■ Problem to work on
Rewrite the entries below, changing "bounding box" to "enclosing rectangle" wherever it occurs and leaving everything else as it is.

[START Data rows]

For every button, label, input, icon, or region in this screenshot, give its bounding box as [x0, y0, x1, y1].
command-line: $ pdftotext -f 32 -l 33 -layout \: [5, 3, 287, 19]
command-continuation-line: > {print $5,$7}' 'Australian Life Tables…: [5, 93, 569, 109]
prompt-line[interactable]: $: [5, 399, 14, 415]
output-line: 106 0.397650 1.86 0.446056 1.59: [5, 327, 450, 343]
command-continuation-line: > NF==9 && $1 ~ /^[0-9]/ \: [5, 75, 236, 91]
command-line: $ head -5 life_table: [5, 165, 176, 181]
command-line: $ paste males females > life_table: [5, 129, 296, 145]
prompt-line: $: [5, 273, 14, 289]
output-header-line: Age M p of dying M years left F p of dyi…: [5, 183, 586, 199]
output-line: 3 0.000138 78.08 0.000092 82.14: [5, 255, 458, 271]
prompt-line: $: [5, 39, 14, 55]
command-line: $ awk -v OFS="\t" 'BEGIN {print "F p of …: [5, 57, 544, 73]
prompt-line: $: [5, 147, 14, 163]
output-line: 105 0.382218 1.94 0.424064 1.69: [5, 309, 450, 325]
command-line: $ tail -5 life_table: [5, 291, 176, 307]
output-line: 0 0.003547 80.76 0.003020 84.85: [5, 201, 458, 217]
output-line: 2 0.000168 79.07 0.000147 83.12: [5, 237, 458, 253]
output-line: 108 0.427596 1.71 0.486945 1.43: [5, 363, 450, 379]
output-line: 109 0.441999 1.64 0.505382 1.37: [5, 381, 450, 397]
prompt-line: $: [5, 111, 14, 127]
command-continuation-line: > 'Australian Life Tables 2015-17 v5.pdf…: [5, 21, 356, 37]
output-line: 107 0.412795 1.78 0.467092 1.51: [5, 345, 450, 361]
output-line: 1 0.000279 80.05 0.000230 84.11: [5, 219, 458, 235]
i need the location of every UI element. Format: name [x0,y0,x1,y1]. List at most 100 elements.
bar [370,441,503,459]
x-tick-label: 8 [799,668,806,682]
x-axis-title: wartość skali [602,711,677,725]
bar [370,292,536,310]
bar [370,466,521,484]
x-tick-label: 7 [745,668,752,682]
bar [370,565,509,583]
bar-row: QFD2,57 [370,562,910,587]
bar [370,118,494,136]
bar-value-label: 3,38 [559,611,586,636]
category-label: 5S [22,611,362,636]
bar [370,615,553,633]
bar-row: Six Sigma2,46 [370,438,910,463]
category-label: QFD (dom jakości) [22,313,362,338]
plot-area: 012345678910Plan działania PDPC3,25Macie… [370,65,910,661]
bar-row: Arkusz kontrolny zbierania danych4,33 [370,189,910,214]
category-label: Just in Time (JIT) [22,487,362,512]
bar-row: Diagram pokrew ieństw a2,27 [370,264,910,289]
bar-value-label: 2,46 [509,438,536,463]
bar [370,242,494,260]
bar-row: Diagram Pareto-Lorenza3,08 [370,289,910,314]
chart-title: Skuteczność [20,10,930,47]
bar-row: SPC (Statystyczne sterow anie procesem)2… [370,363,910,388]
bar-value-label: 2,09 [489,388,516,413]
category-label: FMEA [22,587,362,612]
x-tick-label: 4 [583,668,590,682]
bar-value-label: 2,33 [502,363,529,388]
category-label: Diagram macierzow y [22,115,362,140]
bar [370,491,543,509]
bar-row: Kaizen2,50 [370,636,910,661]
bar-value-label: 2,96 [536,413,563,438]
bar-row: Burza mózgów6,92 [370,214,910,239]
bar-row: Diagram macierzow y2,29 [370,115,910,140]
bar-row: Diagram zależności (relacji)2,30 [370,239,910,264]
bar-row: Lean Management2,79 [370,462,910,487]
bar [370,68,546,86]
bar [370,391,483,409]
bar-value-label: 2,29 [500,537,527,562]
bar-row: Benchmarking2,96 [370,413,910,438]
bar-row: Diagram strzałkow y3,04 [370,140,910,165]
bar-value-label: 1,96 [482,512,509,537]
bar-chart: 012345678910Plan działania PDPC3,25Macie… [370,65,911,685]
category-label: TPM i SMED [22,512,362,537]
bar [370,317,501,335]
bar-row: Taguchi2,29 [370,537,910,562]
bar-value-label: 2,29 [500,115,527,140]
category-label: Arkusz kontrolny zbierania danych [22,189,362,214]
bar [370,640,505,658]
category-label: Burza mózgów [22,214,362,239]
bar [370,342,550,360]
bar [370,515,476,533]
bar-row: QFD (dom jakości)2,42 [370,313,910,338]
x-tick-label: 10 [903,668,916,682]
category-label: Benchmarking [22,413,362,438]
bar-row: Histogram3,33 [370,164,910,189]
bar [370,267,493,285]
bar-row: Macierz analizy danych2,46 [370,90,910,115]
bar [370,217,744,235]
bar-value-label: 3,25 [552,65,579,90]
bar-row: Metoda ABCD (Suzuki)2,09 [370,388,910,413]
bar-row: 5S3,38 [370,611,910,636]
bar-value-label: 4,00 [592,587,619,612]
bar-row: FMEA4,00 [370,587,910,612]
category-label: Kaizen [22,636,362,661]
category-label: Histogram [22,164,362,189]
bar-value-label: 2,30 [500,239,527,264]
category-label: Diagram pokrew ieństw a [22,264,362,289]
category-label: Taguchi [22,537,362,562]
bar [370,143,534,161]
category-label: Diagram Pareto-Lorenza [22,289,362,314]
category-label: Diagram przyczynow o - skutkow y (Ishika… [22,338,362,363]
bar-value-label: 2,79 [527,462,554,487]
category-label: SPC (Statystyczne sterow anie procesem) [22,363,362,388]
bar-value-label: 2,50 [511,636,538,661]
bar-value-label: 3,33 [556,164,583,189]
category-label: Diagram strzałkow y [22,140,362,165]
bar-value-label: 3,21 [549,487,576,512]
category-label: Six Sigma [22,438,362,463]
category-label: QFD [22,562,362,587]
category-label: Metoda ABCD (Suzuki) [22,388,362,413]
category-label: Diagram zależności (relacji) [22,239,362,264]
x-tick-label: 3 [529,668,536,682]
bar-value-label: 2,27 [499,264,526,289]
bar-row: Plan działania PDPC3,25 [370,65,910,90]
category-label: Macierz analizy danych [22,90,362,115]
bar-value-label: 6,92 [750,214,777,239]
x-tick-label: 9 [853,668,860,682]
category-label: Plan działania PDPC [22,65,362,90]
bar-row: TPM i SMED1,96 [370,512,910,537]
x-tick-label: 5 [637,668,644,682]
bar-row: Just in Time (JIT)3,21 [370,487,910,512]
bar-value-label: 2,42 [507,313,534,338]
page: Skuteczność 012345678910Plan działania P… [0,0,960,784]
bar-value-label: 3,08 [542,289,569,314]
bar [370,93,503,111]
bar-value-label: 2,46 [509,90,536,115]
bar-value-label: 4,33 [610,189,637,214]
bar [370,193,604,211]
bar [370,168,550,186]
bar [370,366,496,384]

[END Data rows]

■ Answer to the task
For every button, label, input, icon, or region in this screenshot, give its enclosing rectangle as [x0, y0, x1, y1].
command-line: $ pdftotext -f 32 -l 33 -layout \: [5, 3, 287, 19]
command-continuation-line: > {print $5,$7}' 'Australian Life Tables…: [5, 93, 569, 109]
prompt-line[interactable]: $: [5, 399, 14, 415]
output-line: 106 0.397650 1.86 0.446056 1.59: [5, 327, 450, 343]
command-continuation-line: > NF==9 && $1 ~ /^[0-9]/ \: [5, 75, 236, 91]
command-line: $ head -5 life_table: [5, 165, 176, 181]
command-line: $ paste males females > life_table: [5, 129, 296, 145]
prompt-line: $: [5, 273, 14, 289]
output-header-line: Age M p of dying M years left F p of dyi…: [5, 183, 586, 199]
output-line: 3 0.000138 78.08 0.000092 82.14: [5, 255, 458, 271]
prompt-line: $: [5, 39, 14, 55]
command-line: $ awk -v OFS="\t" 'BEGIN {print "F p of …: [5, 57, 544, 73]
prompt-line: $: [5, 147, 14, 163]
output-line: 105 0.382218 1.94 0.424064 1.69: [5, 309, 450, 325]
command-line: $ tail -5 life_table: [5, 291, 176, 307]
output-line: 0 0.003547 80.76 0.003020 84.85: [5, 201, 458, 217]
output-line: 2 0.000168 79.07 0.000147 83.12: [5, 237, 458, 253]
output-line: 108 0.427596 1.71 0.486945 1.43: [5, 363, 450, 379]
output-line: 109 0.441999 1.64 0.505382 1.37: [5, 381, 450, 397]
prompt-line: $: [5, 111, 14, 127]
command-continuation-line: > 'Australian Life Tables 2015-17 v5.pdf…: [5, 21, 356, 37]
output-line: 107 0.412795 1.78 0.467092 1.51: [5, 345, 450, 361]
output-line: 1 0.000279 80.05 0.000230 84.11: [5, 219, 458, 235]
i need the location of every UI element. Format: name [x0,y0,x1,y1]. List at most 100 elements.
bar [370,441,503,459]
x-tick-label: 8 [799,668,806,682]
x-axis-title: wartość skali [602,711,677,725]
bar [370,292,536,310]
bar [370,466,521,484]
x-tick-label: 7 [745,668,752,682]
bar [370,565,509,583]
bar-row: QFD2,57 [370,562,910,587]
bar [370,118,494,136]
bar-value-label: 3,38 [559,611,586,636]
category-label: 5S [22,611,362,636]
bar [370,615,553,633]
bar-row: Six Sigma2,46 [370,438,910,463]
category-label: QFD (dom jakości) [22,313,362,338]
plot-area: 012345678910Plan działania PDPC3,25Macie… [370,65,910,661]
bar-row: Arkusz kontrolny zbierania danych4,33 [370,189,910,214]
category-label: Just in Time (JIT) [22,487,362,512]
bar-row: Diagram pokrew ieństw a2,27 [370,264,910,289]
bar-value-label: 2,46 [509,438,536,463]
bar [370,242,494,260]
bar-row: Diagram Pareto-Lorenza3,08 [370,289,910,314]
chart-title: Skuteczność [20,10,930,47]
bar-row: SPC (Statystyczne sterow anie procesem)2… [370,363,910,388]
bar-value-label: 2,09 [489,388,516,413]
category-label: FMEA [22,587,362,612]
x-tick-label: 4 [583,668,590,682]
bar-value-label: 2,33 [502,363,529,388]
category-label: Diagram macierzow y [22,115,362,140]
bar [370,491,543,509]
bar-row: Kaizen2,50 [370,636,910,661]
bar-value-label: 2,96 [536,413,563,438]
bar-row: Burza mózgów6,92 [370,214,910,239]
bar-row: Diagram macierzow y2,29 [370,115,910,140]
bar-row: Diagram zależności (relacji)2,30 [370,239,910,264]
bar-row: Lean Management2,79 [370,462,910,487]
bar [370,68,546,86]
bar [370,391,483,409]
bar-value-label: 2,29 [500,537,527,562]
bar-row: Benchmarking2,96 [370,413,910,438]
bar-row: Diagram strzałkow y3,04 [370,140,910,165]
bar-value-label: 1,96 [482,512,509,537]
bar-chart: 012345678910Plan działania PDPC3,25Macie… [370,65,911,685]
category-label: TPM i SMED [22,512,362,537]
bar [370,317,501,335]
bar-row: Taguchi2,29 [370,537,910,562]
bar-value-label: 2,29 [500,115,527,140]
category-label: Arkusz kontrolny zbierania danych [22,189,362,214]
bar [370,640,505,658]
category-label: Burza mózgów [22,214,362,239]
bar [370,342,550,360]
bar [370,515,476,533]
bar-row: QFD (dom jakości)2,42 [370,313,910,338]
x-tick-label: 10 [903,668,916,682]
category-label: Benchmarking [22,413,362,438]
bar-row: Histogram3,33 [370,164,910,189]
bar [370,267,493,285]
bar-row: Macierz analizy danych2,46 [370,90,910,115]
bar [370,217,744,235]
bar-value-label: 3,25 [552,65,579,90]
bar-row: Metoda ABCD (Suzuki)2,09 [370,388,910,413]
bar-row: 5S3,38 [370,611,910,636]
bar-value-label: 4,00 [592,587,619,612]
bar-row: FMEA4,00 [370,587,910,612]
category-label: Kaizen [22,636,362,661]
category-label: Histogram [22,164,362,189]
bar-value-label: 2,30 [500,239,527,264]
category-label: Diagram pokrew ieństw a [22,264,362,289]
category-label: Taguchi [22,537,362,562]
bar [370,143,534,161]
category-label: Diagram Pareto-Lorenza [22,289,362,314]
category-label: Diagram przyczynow o - skutkow y (Ishika… [22,338,362,363]
bar-value-label: 2,79 [527,462,554,487]
category-label: SPC (Statystyczne sterow anie procesem) [22,363,362,388]
bar-value-label: 2,50 [511,636,538,661]
bar-value-label: 3,33 [556,164,583,189]
category-label: Diagram strzałkow y [22,140,362,165]
bar-value-label: 3,21 [549,487,576,512]
category-label: Six Sigma [22,438,362,463]
category-label: QFD [22,562,362,587]
category-label: Metoda ABCD (Suzuki) [22,388,362,413]
category-label: Diagram zależności (relacji) [22,239,362,264]
x-tick-label: 3 [529,668,536,682]
bar-value-label: 2,27 [499,264,526,289]
bar-row: Plan działania PDPC3,25 [370,65,910,90]
category-label: Macierz analizy danych [22,90,362,115]
bar-value-label: 6,92 [750,214,777,239]
x-tick-label: 9 [853,668,860,682]
category-label: Plan działania PDPC [22,65,362,90]
bar-row: TPM i SMED1,96 [370,512,910,537]
x-tick-label: 5 [637,668,644,682]
bar-row: Just in Time (JIT)3,21 [370,487,910,512]
bar-value-label: 2,42 [507,313,534,338]
page: Skuteczność 012345678910Plan działania P… [0,0,960,784]
bar-value-label: 3,08 [542,289,569,314]
bar [370,93,503,111]
bar-value-label: 2,46 [509,90,536,115]
bar-value-label: 4,33 [610,189,637,214]
bar [370,193,604,211]
bar [370,168,550,186]
bar [370,366,496,384]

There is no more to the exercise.